╭─ STORED ROWS

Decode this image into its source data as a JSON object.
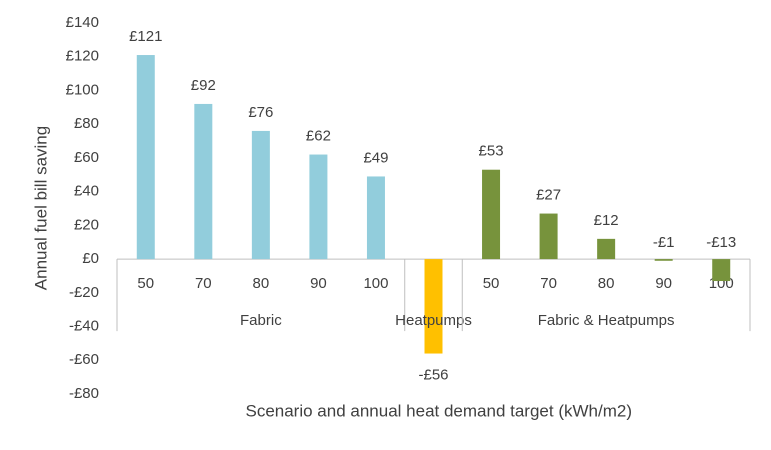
{
  "chart_data": {
    "type": "bar",
    "x_label": "Scenario and annual heat demand target (kWh/m2)",
    "y_label": "Annual fuel bill saving",
    "ylim": [
      -80,
      140
    ],
    "yticks": [
      {
        "value": -80,
        "label": "-£80"
      },
      {
        "value": -60,
        "label": "-£60"
      },
      {
        "value": -40,
        "label": "-£40"
      },
      {
        "value": -20,
        "label": "-£20"
      },
      {
        "value": 0,
        "label": "£0"
      },
      {
        "value": 20,
        "label": "£20"
      },
      {
        "value": 40,
        "label": "£40"
      },
      {
        "value": 60,
        "label": "£60"
      },
      {
        "value": 80,
        "label": "£80"
      },
      {
        "value": 100,
        "label": "£100"
      },
      {
        "value": 120,
        "label": "£120"
      },
      {
        "value": 140,
        "label": "£140"
      }
    ],
    "groups": [
      {
        "name": "Fabric",
        "color": "#92cddc",
        "categories": [
          "50",
          "70",
          "80",
          "90",
          "100"
        ],
        "values": [
          121,
          92,
          76,
          62,
          49
        ],
        "value_labels": [
          "£121",
          "£92",
          "£76",
          "£62",
          "£49"
        ]
      },
      {
        "name": "Heatpumps",
        "color": "#ffc000",
        "categories": [
          null
        ],
        "values": [
          -56
        ],
        "value_labels": [
          "-£56"
        ]
      },
      {
        "name": "Fabric & Heatpumps",
        "color": "#77933c",
        "categories": [
          "50",
          "70",
          "80",
          "90",
          "100"
        ],
        "values": [
          53,
          27,
          12,
          -1,
          -13
        ],
        "value_labels": [
          "£53",
          "£27",
          "£12",
          "-£1",
          "-£13"
        ]
      }
    ]
  }
}
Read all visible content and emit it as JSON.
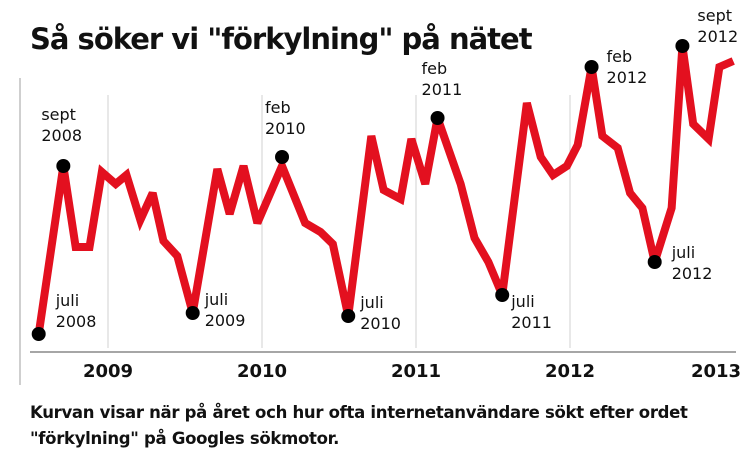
{
  "title": "Så söker vi \"förkylning\" på nätet",
  "caption": "Kurvan visar när på året och hur ofta internetanvändare sökt efter ordet \"förkylning\" på Googles sökmotor.",
  "colors": {
    "line": "#e3101f",
    "dot": "#000000",
    "grid": "#d0d0d0",
    "axis": "#888888"
  },
  "chart_data": {
    "type": "line",
    "title": "Så söker vi \"förkylning\" på nätet",
    "xlabel": "",
    "ylabel": "",
    "y_unit": "relative search interest (estimated index, no axis shown)",
    "xlim": [
      2008.5,
      2013.1
    ],
    "ylim": [
      0,
      100
    ],
    "x_ticks": [
      2009,
      2010,
      2011,
      2012,
      2013
    ],
    "x_tick_labels": [
      "2009",
      "2010",
      "2011",
      "2012",
      "2013"
    ],
    "grid": "vertical at year boundaries",
    "series": [
      {
        "name": "förkylning",
        "x": [
          2008.55,
          2008.71,
          2008.79,
          2008.88,
          2008.96,
          2009.05,
          2009.12,
          2009.21,
          2009.29,
          2009.36,
          2009.45,
          2009.55,
          2009.71,
          2009.79,
          2009.88,
          2009.97,
          2010.13,
          2010.28,
          2010.38,
          2010.46,
          2010.56,
          2010.71,
          2010.79,
          2010.9,
          2010.97,
          2011.06,
          2011.14,
          2011.29,
          2011.38,
          2011.47,
          2011.56,
          2011.72,
          2011.81,
          2011.89,
          2011.98,
          2012.05,
          2012.14,
          2012.21,
          2012.31,
          2012.39,
          2012.47,
          2012.55,
          2012.66,
          2012.73,
          2012.8,
          2012.9,
          2012.97,
          2013.06
        ],
        "values": [
          2,
          58,
          31,
          31,
          56,
          52,
          55,
          40,
          49,
          33,
          28,
          9,
          57,
          42,
          58,
          39,
          58,
          39,
          36,
          32,
          8,
          68,
          50,
          47,
          67,
          52,
          74,
          52,
          34,
          26,
          15,
          79,
          61,
          55,
          58,
          65,
          91,
          68,
          64,
          49,
          44,
          26,
          44,
          98,
          72,
          67,
          91,
          93
        ]
      }
    ],
    "annotations": [
      {
        "x": 2008.55,
        "y": 2,
        "line1": "juli",
        "line2": "2008"
      },
      {
        "x": 2008.71,
        "y": 58,
        "line1": "sept",
        "line2": "2008"
      },
      {
        "x": 2009.55,
        "y": 9,
        "line1": "juli",
        "line2": "2009"
      },
      {
        "x": 2010.13,
        "y": 61,
        "line1": "feb",
        "line2": "2010"
      },
      {
        "x": 2010.56,
        "y": 8,
        "line1": "juli",
        "line2": "2010"
      },
      {
        "x": 2011.14,
        "y": 74,
        "line1": "feb",
        "line2": "2011"
      },
      {
        "x": 2011.56,
        "y": 15,
        "line1": "juli",
        "line2": "2011"
      },
      {
        "x": 2012.14,
        "y": 91,
        "line1": "feb",
        "line2": "2012"
      },
      {
        "x": 2012.55,
        "y": 26,
        "line1": "juli",
        "line2": "2012"
      },
      {
        "x": 2012.73,
        "y": 98,
        "line1": "sept",
        "line2": "2012"
      }
    ]
  }
}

╰─

**PROMPT:** Using the material above, return every line exactly as it appears, minus the pictures.

**ANSWER TO THE EXERCISE:**
Decode this image into its source data as a JSON object.
{
  "chart_data": {
    "type": "bar",
    "x_label": "Scenario and annual heat demand target (kWh/m2)",
    "y_label": "Annual fuel bill saving",
    "ylim": [
      -80,
      140
    ],
    "yticks": [
      {
        "value": -80,
        "label": "-£80"
      },
      {
        "value": -60,
        "label": "-£60"
      },
      {
        "value": -40,
        "label": "-£40"
      },
      {
        "value": -20,
        "label": "-£20"
      },
      {
        "value": 0,
        "label": "£0"
      },
      {
        "value": 20,
        "label": "£20"
      },
      {
        "value": 40,
        "label": "£40"
      },
      {
        "value": 60,
        "label": "£60"
      },
      {
        "value": 80,
        "label": "£80"
      },
      {
        "value": 100,
        "label": "£100"
      },
      {
        "value": 120,
        "label": "£120"
      },
      {
        "value": 140,
        "label": "£140"
      }
    ],
    "groups": [
      {
        "name": "Fabric",
        "color": "#92cddc",
        "categories": [
          "50",
          "70",
          "80",
          "90",
          "100"
        ],
        "values": [
          121,
          92,
          76,
          62,
          49
        ],
        "value_labels": [
          "£121",
          "£92",
          "£76",
          "£62",
          "£49"
        ]
      },
      {
        "name": "Heatpumps",
        "color": "#ffc000",
        "categories": [
          null
        ],
        "values": [
          -56
        ],
        "value_labels": [
          "-£56"
        ]
      },
      {
        "name": "Fabric & Heatpumps",
        "color": "#77933c",
        "categories": [
          "50",
          "70",
          "80",
          "90",
          "100"
        ],
        "values": [
          53,
          27,
          12,
          -1,
          -13
        ],
        "value_labels": [
          "£53",
          "£27",
          "£12",
          "-£1",
          "-£13"
        ]
      }
    ]
  }
}
Read all visible content and emit it as JSON.
{
  "title": "Så söker vi \"förkylning\" på nätet",
  "caption": "Kurvan visar när på året och hur ofta internetanvändare sökt efter ordet \"förkylning\" på Googles sökmotor.",
  "colors": {
    "line": "#e3101f",
    "dot": "#000000",
    "grid": "#d0d0d0",
    "axis": "#888888"
  },
  "chart_data": {
    "type": "line",
    "title": "Så söker vi \"förkylning\" på nätet",
    "xlabel": "",
    "ylabel": "",
    "y_unit": "relative search interest (estimated index, no axis shown)",
    "xlim": [
      2008.5,
      2013.1
    ],
    "ylim": [
      0,
      100
    ],
    "x_ticks": [
      2009,
      2010,
      2011,
      2012,
      2013
    ],
    "x_tick_labels": [
      "2009",
      "2010",
      "2011",
      "2012",
      "2013"
    ],
    "grid": "vertical at year boundaries",
    "series": [
      {
        "name": "förkylning",
        "x": [
          2008.55,
          2008.71,
          2008.79,
          2008.88,
          2008.96,
          2009.05,
          2009.12,
          2009.21,
          2009.29,
          2009.36,
          2009.45,
          2009.55,
          2009.71,
          2009.79,
          2009.88,
          2009.97,
          2010.13,
          2010.28,
          2010.38,
          2010.46,
          2010.56,
          2010.71,
          2010.79,
          2010.9,
          2010.97,
          2011.06,
          2011.14,
          2011.29,
          2011.38,
          2011.47,
          2011.56,
          2011.72,
          2011.81,
          2011.89,
          2011.98,
          2012.05,
          2012.14,
          2012.21,
          2012.31,
          2012.39,
          2012.47,
          2012.55,
          2012.66,
          2012.73,
          2012.8,
          2012.9,
          2012.97,
          2013.06
        ],
        "values": [
          2,
          58,
          31,
          31,
          56,
          52,
          55,
          40,
          49,
          33,
          28,
          9,
          57,
          42,
          58,
          39,
          58,
          39,
          36,
          32,
          8,
          68,
          50,
          47,
          67,
          52,
          74,
          52,
          34,
          26,
          15,
          79,
          61,
          55,
          58,
          65,
          91,
          68,
          64,
          49,
          44,
          26,
          44,
          98,
          72,
          67,
          91,
          93
        ]
      }
    ],
    "annotations": [
      {
        "x": 2008.55,
        "y": 2,
        "line1": "juli",
        "line2": "2008"
      },
      {
        "x": 2008.71,
        "y": 58,
        "line1": "sept",
        "line2": "2008"
      },
      {
        "x": 2009.55,
        "y": 9,
        "line1": "juli",
        "line2": "2009"
      },
      {
        "x": 2010.13,
        "y": 61,
        "line1": "feb",
        "line2": "2010"
      },
      {
        "x": 2010.56,
        "y": 8,
        "line1": "juli",
        "line2": "2010"
      },
      {
        "x": 2011.14,
        "y": 74,
        "line1": "feb",
        "line2": "2011"
      },
      {
        "x": 2011.56,
        "y": 15,
        "line1": "juli",
        "line2": "2011"
      },
      {
        "x": 2012.14,
        "y": 91,
        "line1": "feb",
        "line2": "2012"
      },
      {
        "x": 2012.55,
        "y": 26,
        "line1": "juli",
        "line2": "2012"
      },
      {
        "x": 2012.73,
        "y": 98,
        "line1": "sept",
        "line2": "2012"
      }
    ]
  }
}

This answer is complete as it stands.